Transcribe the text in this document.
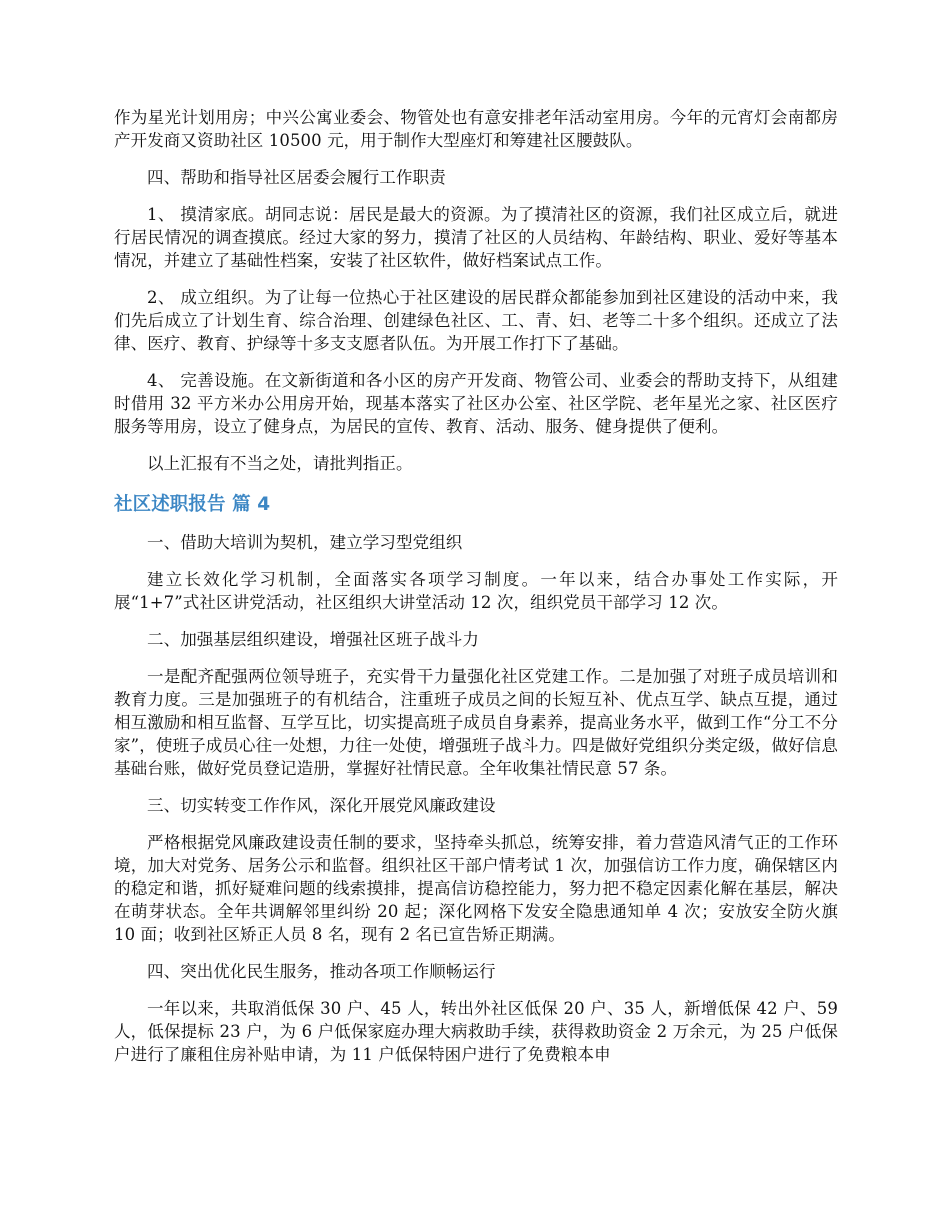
作为星光计划用房；中兴公寓业委会、物管处也有意安排老年活动室用房。今年的元宵灯会南都房产开发商又资助社区 10500 元，用于制作大型座灯和筹建社区腰鼓队。

四、帮助和指导社区居委会履行工作职责

1、 摸清家底。胡同志说：居民是最大的资源。为了摸清社区的资源，我们社区成立后，就进行居民情况的调查摸底。经过大家的努力，摸清了社区的人员结构、年龄结构、职业、爱好等基本情况，并建立了基础性档案，安装了社区软件，做好档案试点工作。

2、 成立组织。为了让每一位热心于社区建设的居民群众都能参加到社区建设的活动中来，我们先后成立了计划生育、综合治理、创建绿色社区、工、青、妇、老等二十多个组织。还成立了法律、医疗、教育、护绿等十多支支愿者队伍。为开展工作打下了基础。

4、 完善设施。在文新街道和各小区的房产开发商、物管公司、业委会的帮助支持下，从组建时借用 32 平方米办公用房开始，现基本落实了社区办公室、社区学院、老年星光之家、社区医疗服务等用房，设立了健身点，为居民的宣传、教育、活动、服务、健身提供了便利。

以上汇报有不当之处，请批判指正。

社区述职报告 篇 4

一、借助大培训为契机，建立学习型党组织

建立长效化学习机制，全面落实各项学习制度。一年以来，结合办事处工作实际，开展“1+7”式社区讲党活动，社区组织大讲堂活动 12 次，组织党员干部学习 12 次。

二、加强基层组织建设，增强社区班子战斗力

一是配齐配强两位领导班子，充实骨干力量强化社区党建工作。二是加强了对班子成员培训和教育力度。三是加强班子的有机结合，注重班子成员之间的长短互补、优点互学、缺点互提，通过相互激励和相互监督、互学互比，切实提高班子成员自身素养，提高业务水平，做到工作“分工不分家”，使班子成员心往一处想，力往一处使，增强班子战斗力。四是做好党组织分类定级，做好信息基础台账，做好党员登记造册，掌握好社情民意。全年收集社情民意 57 条。

三、切实转变工作作风，深化开展党风廉政建设

严格根据党风廉政建设责任制的要求，坚持牵头抓总，统筹安排，着力营造风清气正的工作环境，加大对党务、居务公示和监督。组织社区干部户情考试 1 次，加强信访工作力度，确保辖区内的稳定和谐，抓好疑难问题的线索摸排，提高信访稳控能力，努力把不稳定因素化解在基层，解决在萌芽状态。全年共调解邻里纠纷 20 起；深化网格下发安全隐患通知单 4 次；安放安全防火旗 10 面；收到社区矫正人员 8 名，现有 2 名已宣告矫正期满。

四、突出优化民生服务，推动各项工作顺畅运行

一年以来，共取消低保 30 户、45 人，转出外社区低保 20 户、35 人，新增低保 42 户、59 人，低保提标 23 户，为 6 户低保家庭办理大病救助手续，获得救助资金 2 万余元，为 25 户低保户进行了廉租住房补贴申请，为 11 户低保特困户进行了免费粮本申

◆ **Problem to solve**: Only lines with the word "一年以来" are wanted, so copy each one from the records.

◆ **Written response**:
建立长效化学习机制，全面落实各项学习制度。一年以来，结合办事处工作实际，开展“1+7”式社区讲党活动，社区组织大讲堂活动 12 次，组织党员干部学习 12 次。
一年以来，共取消低保 30 户、45 人，转出外社区低保 20 户、35 人，新增低保 42 户、59 人，低保提标 23 户，为 6 户低保家庭办理大病救助手续，获得救助资金 2 万余元，为 25 户低保户进行了廉租住房补贴申请，为 11 户低保特困户进行了免费粮本申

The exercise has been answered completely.